• **Directive**: Within the material below, find each line bearing the word "Clearing" and present it.

Data tied to figure images
- - - - -

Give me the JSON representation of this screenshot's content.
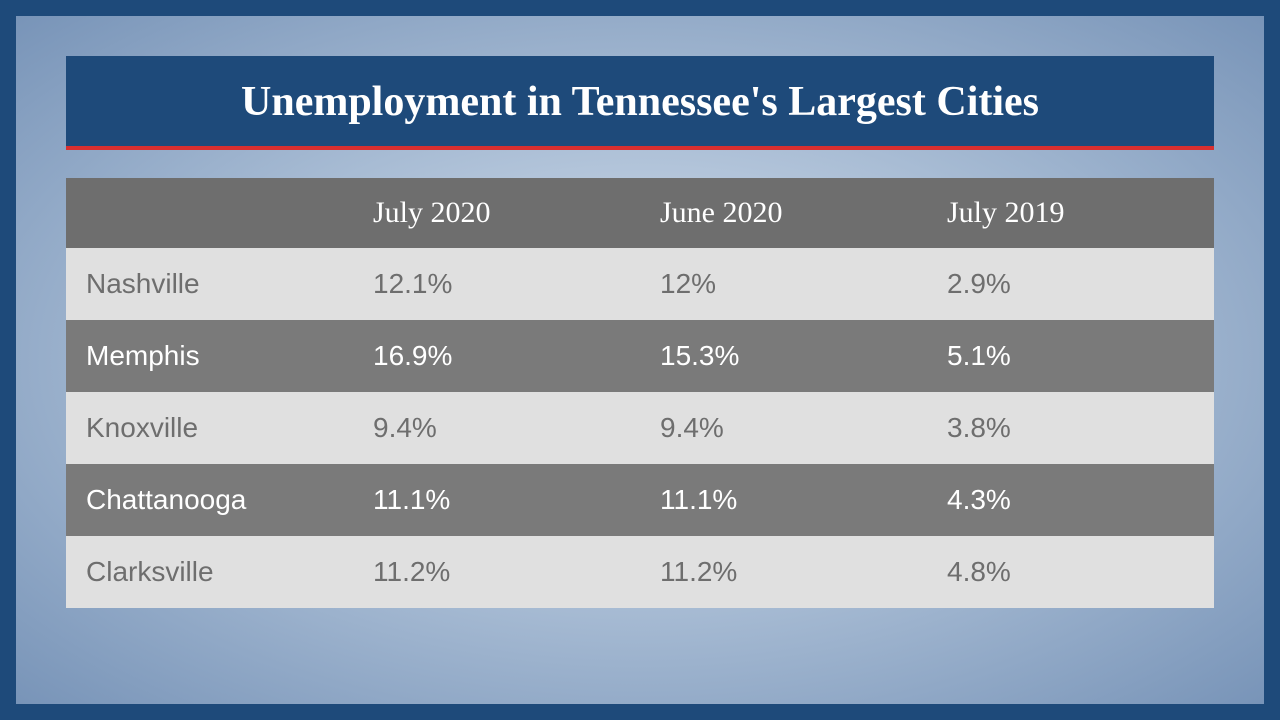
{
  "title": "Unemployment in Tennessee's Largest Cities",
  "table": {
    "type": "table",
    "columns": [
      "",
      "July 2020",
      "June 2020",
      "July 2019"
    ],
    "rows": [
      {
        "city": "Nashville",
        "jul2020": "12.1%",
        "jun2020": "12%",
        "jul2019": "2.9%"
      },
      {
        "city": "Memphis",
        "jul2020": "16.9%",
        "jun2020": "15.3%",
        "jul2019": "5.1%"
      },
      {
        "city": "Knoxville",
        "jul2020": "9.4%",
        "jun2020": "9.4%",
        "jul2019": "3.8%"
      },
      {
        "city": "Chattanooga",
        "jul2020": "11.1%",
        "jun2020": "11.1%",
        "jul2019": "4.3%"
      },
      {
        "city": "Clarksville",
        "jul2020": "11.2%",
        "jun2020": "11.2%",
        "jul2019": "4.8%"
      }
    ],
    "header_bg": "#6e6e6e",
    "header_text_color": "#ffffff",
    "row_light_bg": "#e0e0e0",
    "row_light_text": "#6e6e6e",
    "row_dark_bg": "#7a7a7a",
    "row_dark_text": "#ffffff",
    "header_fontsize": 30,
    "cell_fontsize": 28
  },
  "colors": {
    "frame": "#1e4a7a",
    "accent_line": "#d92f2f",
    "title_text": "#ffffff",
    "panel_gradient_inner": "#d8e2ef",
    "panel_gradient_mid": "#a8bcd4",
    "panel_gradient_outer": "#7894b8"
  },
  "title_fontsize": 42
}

- - - - -

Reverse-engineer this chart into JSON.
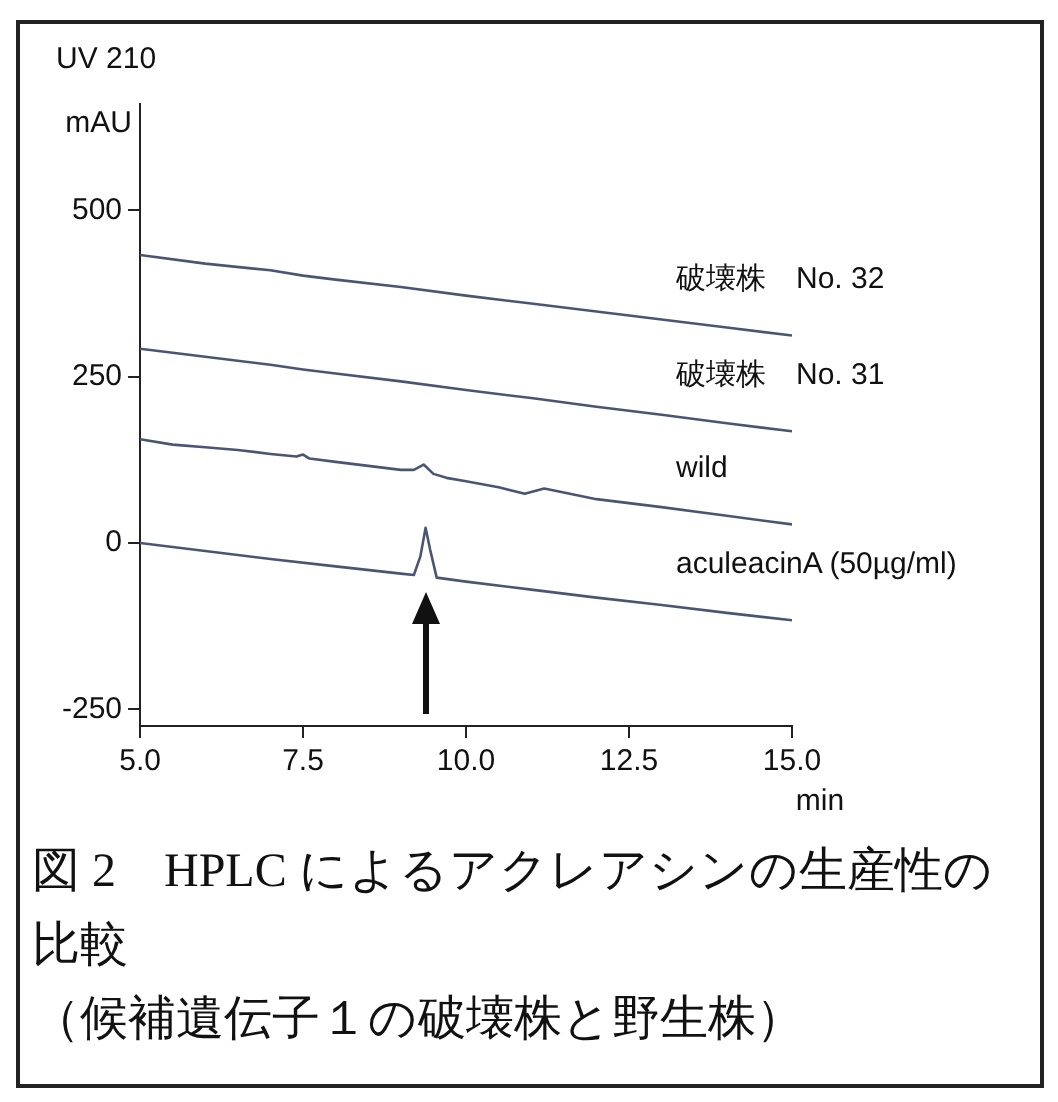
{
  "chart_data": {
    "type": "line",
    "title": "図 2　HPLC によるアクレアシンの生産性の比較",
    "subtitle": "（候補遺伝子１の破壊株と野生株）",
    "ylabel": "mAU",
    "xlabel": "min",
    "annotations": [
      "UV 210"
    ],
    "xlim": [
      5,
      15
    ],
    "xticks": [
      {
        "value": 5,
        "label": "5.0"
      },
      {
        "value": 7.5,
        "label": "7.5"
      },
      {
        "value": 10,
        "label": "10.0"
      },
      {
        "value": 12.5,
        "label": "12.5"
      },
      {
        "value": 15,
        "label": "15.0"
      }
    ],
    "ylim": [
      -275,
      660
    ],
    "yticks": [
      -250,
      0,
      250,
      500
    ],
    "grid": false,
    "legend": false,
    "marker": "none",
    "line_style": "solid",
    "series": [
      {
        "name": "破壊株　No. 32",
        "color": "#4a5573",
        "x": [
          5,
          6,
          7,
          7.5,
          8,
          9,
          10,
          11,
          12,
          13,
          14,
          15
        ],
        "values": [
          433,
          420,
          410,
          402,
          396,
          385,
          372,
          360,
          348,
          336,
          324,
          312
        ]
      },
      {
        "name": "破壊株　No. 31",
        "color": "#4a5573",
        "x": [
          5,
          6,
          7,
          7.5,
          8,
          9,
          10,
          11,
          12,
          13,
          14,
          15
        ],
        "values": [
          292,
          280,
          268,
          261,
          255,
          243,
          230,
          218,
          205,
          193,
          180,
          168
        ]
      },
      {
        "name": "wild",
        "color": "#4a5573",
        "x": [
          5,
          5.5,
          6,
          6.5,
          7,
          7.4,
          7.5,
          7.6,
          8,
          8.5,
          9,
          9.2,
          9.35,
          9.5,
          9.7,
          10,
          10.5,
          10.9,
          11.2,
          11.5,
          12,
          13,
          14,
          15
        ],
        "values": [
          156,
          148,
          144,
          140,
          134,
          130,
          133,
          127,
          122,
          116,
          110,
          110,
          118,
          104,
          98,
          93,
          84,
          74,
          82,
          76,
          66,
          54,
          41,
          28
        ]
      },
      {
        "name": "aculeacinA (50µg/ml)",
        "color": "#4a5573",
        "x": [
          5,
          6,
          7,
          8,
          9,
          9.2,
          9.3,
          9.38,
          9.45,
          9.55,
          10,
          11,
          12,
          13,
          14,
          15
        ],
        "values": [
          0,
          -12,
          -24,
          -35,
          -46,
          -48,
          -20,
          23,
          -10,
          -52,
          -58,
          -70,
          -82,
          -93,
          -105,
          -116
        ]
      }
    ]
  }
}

- - - - -

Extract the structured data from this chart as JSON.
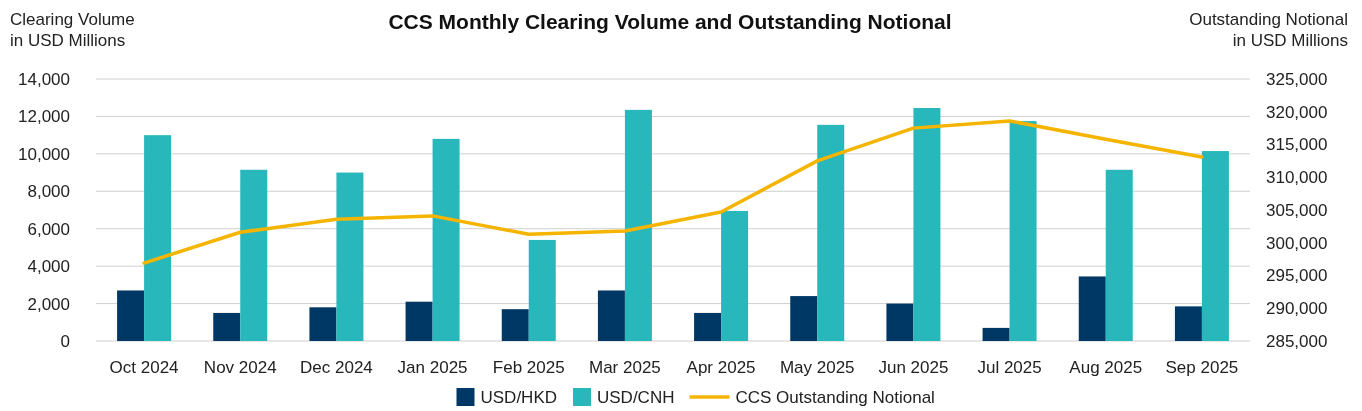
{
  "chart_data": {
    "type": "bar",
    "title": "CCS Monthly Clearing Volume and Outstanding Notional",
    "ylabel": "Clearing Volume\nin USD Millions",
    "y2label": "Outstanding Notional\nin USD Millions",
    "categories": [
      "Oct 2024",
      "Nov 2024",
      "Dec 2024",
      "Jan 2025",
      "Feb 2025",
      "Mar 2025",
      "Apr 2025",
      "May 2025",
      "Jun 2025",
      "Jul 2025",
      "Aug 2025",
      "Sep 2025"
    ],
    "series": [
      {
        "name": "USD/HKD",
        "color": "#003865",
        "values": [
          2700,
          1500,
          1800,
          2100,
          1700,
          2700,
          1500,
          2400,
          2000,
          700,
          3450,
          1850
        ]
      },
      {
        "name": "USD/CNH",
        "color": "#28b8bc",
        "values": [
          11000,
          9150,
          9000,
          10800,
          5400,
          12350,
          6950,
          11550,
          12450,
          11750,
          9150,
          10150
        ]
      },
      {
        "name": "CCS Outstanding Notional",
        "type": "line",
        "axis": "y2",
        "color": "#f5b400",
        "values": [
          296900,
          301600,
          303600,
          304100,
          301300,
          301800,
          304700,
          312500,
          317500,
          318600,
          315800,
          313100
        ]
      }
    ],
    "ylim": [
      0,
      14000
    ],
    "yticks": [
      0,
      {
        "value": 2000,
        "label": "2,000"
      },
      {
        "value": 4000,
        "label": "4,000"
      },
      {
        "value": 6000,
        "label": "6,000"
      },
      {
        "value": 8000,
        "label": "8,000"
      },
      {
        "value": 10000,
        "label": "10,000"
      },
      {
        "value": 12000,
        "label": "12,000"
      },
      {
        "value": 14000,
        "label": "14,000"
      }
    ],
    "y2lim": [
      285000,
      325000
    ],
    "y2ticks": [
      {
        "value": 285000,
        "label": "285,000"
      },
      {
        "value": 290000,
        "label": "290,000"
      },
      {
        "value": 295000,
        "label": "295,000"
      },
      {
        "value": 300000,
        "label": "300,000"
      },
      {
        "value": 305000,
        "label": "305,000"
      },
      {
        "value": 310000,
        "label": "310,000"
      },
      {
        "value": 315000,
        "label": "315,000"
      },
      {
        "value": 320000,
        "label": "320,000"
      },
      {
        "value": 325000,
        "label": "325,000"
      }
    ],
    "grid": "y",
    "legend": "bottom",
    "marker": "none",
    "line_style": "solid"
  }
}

- - - - -

• **Response to the task**:
    "title": "CCS Monthly Clearing Volume and Outstanding Notional",
    "ylabel": "Clearing Volume\nin USD Millions",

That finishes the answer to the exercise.